Collected data:
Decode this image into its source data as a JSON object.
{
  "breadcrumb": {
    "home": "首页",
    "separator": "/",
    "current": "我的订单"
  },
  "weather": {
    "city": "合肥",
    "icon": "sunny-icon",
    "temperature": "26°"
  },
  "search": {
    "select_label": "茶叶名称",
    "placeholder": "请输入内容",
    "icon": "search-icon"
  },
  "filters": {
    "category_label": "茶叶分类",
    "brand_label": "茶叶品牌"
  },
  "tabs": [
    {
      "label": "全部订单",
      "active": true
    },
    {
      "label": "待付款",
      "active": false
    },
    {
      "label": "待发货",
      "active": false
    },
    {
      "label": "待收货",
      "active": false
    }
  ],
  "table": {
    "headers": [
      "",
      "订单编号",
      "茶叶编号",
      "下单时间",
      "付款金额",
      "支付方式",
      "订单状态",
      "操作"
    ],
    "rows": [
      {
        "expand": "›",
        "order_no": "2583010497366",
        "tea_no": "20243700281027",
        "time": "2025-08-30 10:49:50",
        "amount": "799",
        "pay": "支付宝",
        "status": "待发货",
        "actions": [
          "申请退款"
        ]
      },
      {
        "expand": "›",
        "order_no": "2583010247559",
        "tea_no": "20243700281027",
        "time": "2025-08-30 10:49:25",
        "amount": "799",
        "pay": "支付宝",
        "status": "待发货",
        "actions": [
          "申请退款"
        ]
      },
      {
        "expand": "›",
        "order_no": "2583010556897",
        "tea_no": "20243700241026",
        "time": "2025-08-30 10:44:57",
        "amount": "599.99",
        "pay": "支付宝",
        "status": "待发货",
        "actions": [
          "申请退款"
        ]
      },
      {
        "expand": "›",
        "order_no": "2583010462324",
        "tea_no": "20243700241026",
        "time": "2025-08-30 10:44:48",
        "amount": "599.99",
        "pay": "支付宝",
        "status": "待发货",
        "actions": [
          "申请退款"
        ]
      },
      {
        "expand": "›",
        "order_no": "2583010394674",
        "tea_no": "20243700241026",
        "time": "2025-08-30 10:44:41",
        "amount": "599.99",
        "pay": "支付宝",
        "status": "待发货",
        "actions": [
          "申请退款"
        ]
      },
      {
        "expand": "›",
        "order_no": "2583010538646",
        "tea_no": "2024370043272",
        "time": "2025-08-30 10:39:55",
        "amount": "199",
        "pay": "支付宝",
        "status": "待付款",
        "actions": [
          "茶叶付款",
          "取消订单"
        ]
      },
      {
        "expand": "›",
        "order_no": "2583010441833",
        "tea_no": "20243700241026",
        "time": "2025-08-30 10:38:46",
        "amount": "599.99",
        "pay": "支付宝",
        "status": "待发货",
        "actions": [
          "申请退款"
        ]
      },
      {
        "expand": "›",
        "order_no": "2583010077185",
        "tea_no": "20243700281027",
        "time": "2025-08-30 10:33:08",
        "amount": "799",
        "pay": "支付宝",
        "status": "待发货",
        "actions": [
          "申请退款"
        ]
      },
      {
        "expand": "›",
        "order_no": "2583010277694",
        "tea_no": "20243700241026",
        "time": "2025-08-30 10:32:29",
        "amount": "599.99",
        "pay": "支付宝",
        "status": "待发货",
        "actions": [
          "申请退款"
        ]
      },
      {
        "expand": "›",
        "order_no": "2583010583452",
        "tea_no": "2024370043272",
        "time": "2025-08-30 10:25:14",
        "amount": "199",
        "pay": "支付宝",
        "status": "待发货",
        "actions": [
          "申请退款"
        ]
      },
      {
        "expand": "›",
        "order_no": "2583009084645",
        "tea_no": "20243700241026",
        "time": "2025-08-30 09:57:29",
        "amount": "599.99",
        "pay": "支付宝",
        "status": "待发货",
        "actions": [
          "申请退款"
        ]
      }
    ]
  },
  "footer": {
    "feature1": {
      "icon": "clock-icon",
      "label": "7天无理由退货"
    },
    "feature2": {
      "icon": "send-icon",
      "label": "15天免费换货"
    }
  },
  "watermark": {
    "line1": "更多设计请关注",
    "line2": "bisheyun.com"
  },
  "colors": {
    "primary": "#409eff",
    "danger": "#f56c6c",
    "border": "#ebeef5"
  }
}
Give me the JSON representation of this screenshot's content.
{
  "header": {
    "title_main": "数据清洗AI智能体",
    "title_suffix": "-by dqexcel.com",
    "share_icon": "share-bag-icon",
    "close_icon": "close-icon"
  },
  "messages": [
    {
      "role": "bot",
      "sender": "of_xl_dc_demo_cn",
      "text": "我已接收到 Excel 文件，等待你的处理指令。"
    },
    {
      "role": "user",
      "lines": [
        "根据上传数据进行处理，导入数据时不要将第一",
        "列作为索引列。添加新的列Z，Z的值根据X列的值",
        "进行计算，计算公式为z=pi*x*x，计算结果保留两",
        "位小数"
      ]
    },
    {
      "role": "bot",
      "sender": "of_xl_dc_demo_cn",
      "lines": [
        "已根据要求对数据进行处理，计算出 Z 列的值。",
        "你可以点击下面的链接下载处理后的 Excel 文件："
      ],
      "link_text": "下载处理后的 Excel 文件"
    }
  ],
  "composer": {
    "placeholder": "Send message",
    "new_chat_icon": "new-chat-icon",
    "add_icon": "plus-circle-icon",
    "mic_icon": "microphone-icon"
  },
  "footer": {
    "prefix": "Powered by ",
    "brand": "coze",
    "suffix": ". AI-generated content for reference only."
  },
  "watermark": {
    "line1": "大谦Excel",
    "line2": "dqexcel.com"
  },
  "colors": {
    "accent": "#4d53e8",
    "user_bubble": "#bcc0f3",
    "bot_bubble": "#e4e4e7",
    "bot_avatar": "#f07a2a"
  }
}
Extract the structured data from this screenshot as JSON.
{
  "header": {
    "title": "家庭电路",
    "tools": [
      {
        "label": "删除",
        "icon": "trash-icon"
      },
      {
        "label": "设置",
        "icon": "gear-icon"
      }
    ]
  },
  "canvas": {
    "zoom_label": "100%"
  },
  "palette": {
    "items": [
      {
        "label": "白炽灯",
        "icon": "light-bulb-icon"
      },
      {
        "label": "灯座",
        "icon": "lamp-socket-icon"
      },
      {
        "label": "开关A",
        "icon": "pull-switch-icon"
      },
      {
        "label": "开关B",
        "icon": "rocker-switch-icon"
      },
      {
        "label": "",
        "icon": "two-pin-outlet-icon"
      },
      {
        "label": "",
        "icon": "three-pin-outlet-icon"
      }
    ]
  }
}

> _EXERCISE BRIEF_:
Copy every line of the material, please, keeping it exactly the same.

> _COMPLETED EXERCISE_:
Decode this image into its source data as a JSON object.
{
  "breadcrumb": {
    "home": "首页",
    "separator": "/",
    "current": "我的订单"
  },
  "weather": {
    "city": "合肥",
    "icon": "sunny-icon",
    "temperature": "26°"
  },
  "search": {
    "select_label": "茶叶名称",
    "placeholder": "请输入内容",
    "icon": "search-icon"
  },
  "filters": {
    "category_label": "茶叶分类",
    "brand_label": "茶叶品牌"
  },
  "tabs": [
    {
      "label": "全部订单",
      "active": true
    },
    {
      "label": "待付款",
      "active": false
    },
    {
      "label": "待发货",
      "active": false
    },
    {
      "label": "待收货",
      "active": false
    }
  ],
  "table": {
    "headers": [
      "",
      "订单编号",
      "茶叶编号",
      "下单时间",
      "付款金额",
      "支付方式",
      "订单状态",
      "操作"
    ],
    "rows": [
      {
        "expand": "›",
        "order_no": "2583010497366",
        "tea_no": "20243700281027",
        "time": "2025-08-30 10:49:50",
        "amount": "799",
        "pay": "支付宝",
        "status": "待发货",
        "actions": [
          "申请退款"
        ]
      },
      {
        "expand": "›",
        "order_no": "2583010247559",
        "tea_no": "20243700281027",
        "time": "2025-08-30 10:49:25",
        "amount": "799",
        "pay": "支付宝",
        "status": "待发货",
        "actions": [
          "申请退款"
        ]
      },
      {
        "expand": "›",
        "order_no": "2583010556897",
        "tea_no": "20243700241026",
        "time": "2025-08-30 10:44:57",
        "amount": "599.99",
        "pay": "支付宝",
        "status": "待发货",
        "actions": [
          "申请退款"
        ]
      },
      {
        "expand": "›",
        "order_no": "2583010462324",
        "tea_no": "20243700241026",
        "time": "2025-08-30 10:44:48",
        "amount": "599.99",
        "pay": "支付宝",
        "status": "待发货",
        "actions": [
          "申请退款"
        ]
      },
      {
        "expand": "›",
        "order_no": "2583010394674",
        "tea_no": "20243700241026",
        "time": "2025-08-30 10:44:41",
        "amount": "599.99",
        "pay": "支付宝",
        "status": "待发货",
        "actions": [
          "申请退款"
        ]
      },
      {
        "expand": "›",
        "order_no": "2583010538646",
        "tea_no": "2024370043272",
        "time": "2025-08-30 10:39:55",
        "amount": "199",
        "pay": "支付宝",
        "status": "待付款",
        "actions": [
          "茶叶付款",
          "取消订单"
        ]
      },
      {
        "expand": "›",
        "order_no": "2583010441833",
        "tea_no": "20243700241026",
        "time": "2025-08-30 10:38:46",
        "amount": "599.99",
        "pay": "支付宝",
        "status": "待发货",
        "actions": [
          "申请退款"
        ]
      },
      {
        "expand": "›",
        "order_no": "2583010077185",
        "tea_no": "20243700281027",
        "time": "2025-08-30 10:33:08",
        "amount": "799",
        "pay": "支付宝",
        "status": "待发货",
        "actions": [
          "申请退款"
        ]
      },
      {
        "expand": "›",
        "order_no": "2583010277694",
        "tea_no": "20243700241026",
        "time": "2025-08-30 10:32:29",
        "amount": "599.99",
        "pay": "支付宝",
        "status": "待发货",
        "actions": [
          "申请退款"
        ]
      },
      {
        "expand": "›",
        "order_no": "2583010583452",
        "tea_no": "2024370043272",
        "time": "2025-08-30 10:25:14",
        "amount": "199",
        "pay": "支付宝",
        "status": "待发货",
        "actions": [
          "申请退款"
        ]
      },
      {
        "expand": "›",
        "order_no": "2583009084645",
        "tea_no": "20243700241026",
        "time": "2025-08-30 09:57:29",
        "amount": "599.99",
        "pay": "支付宝",
        "status": "待发货",
        "actions": [
          "申请退款"
        ]
      }
    ]
  },
  "footer": {
    "feature1": {
      "icon": "clock-icon",
      "label": "7天无理由退货"
    },
    "feature2": {
      "icon": "send-icon",
      "label": "15天免费换货"
    }
  },
  "watermark": {
    "line1": "更多设计请关注",
    "line2": "bisheyun.com"
  },
  "colors": {
    "primary": "#409eff",
    "danger": "#f56c6c",
    "border": "#ebeef5"
  }
}
Give me the JSON representation of this screenshot's content.
{
  "header": {
    "title_main": "数据清洗AI智能体",
    "title_suffix": "-by dqexcel.com",
    "share_icon": "share-bag-icon",
    "close_icon": "close-icon"
  },
  "messages": [
    {
      "role": "bot",
      "sender": "of_xl_dc_demo_cn",
      "text": "我已接收到 Excel 文件，等待你的处理指令。"
    },
    {
      "role": "user",
      "lines": [
        "根据上传数据进行处理，导入数据时不要将第一",
        "列作为索引列。添加新的列Z，Z的值根据X列的值",
        "进行计算，计算公式为z=pi*x*x，计算结果保留两",
        "位小数"
      ]
    },
    {
      "role": "bot",
      "sender": "of_xl_dc_demo_cn",
      "lines": [
        "已根据要求对数据进行处理，计算出 Z 列的值。",
        "你可以点击下面的链接下载处理后的 Excel 文件："
      ],
      "link_text": "下载处理后的 Excel 文件"
    }
  ],
  "composer": {
    "placeholder": "Send message",
    "new_chat_icon": "new-chat-icon",
    "add_icon": "plus-circle-icon",
    "mic_icon": "microphone-icon"
  },
  "footer": {
    "prefix": "Powered by ",
    "brand": "coze",
    "suffix": ". AI-generated content for reference only."
  },
  "watermark": {
    "line1": "大谦Excel",
    "line2": "dqexcel.com"
  },
  "colors": {
    "accent": "#4d53e8",
    "user_bubble": "#bcc0f3",
    "bot_bubble": "#e4e4e7",
    "bot_avatar": "#f07a2a"
  }
}
Extract the structured data from this screenshot as JSON.
{
  "header": {
    "title": "家庭电路",
    "tools": [
      {
        "label": "删除",
        "icon": "trash-icon"
      },
      {
        "label": "设置",
        "icon": "gear-icon"
      }
    ]
  },
  "canvas": {
    "zoom_label": "100%"
  },
  "palette": {
    "items": [
      {
        "label": "白炽灯",
        "icon": "light-bulb-icon"
      },
      {
        "label": "灯座",
        "icon": "lamp-socket-icon"
      },
      {
        "label": "开关A",
        "icon": "pull-switch-icon"
      },
      {
        "label": "开关B",
        "icon": "rocker-switch-icon"
      },
      {
        "label": "",
        "icon": "two-pin-outlet-icon"
      },
      {
        "label": "",
        "icon": "three-pin-outlet-icon"
      }
    ]
  }
}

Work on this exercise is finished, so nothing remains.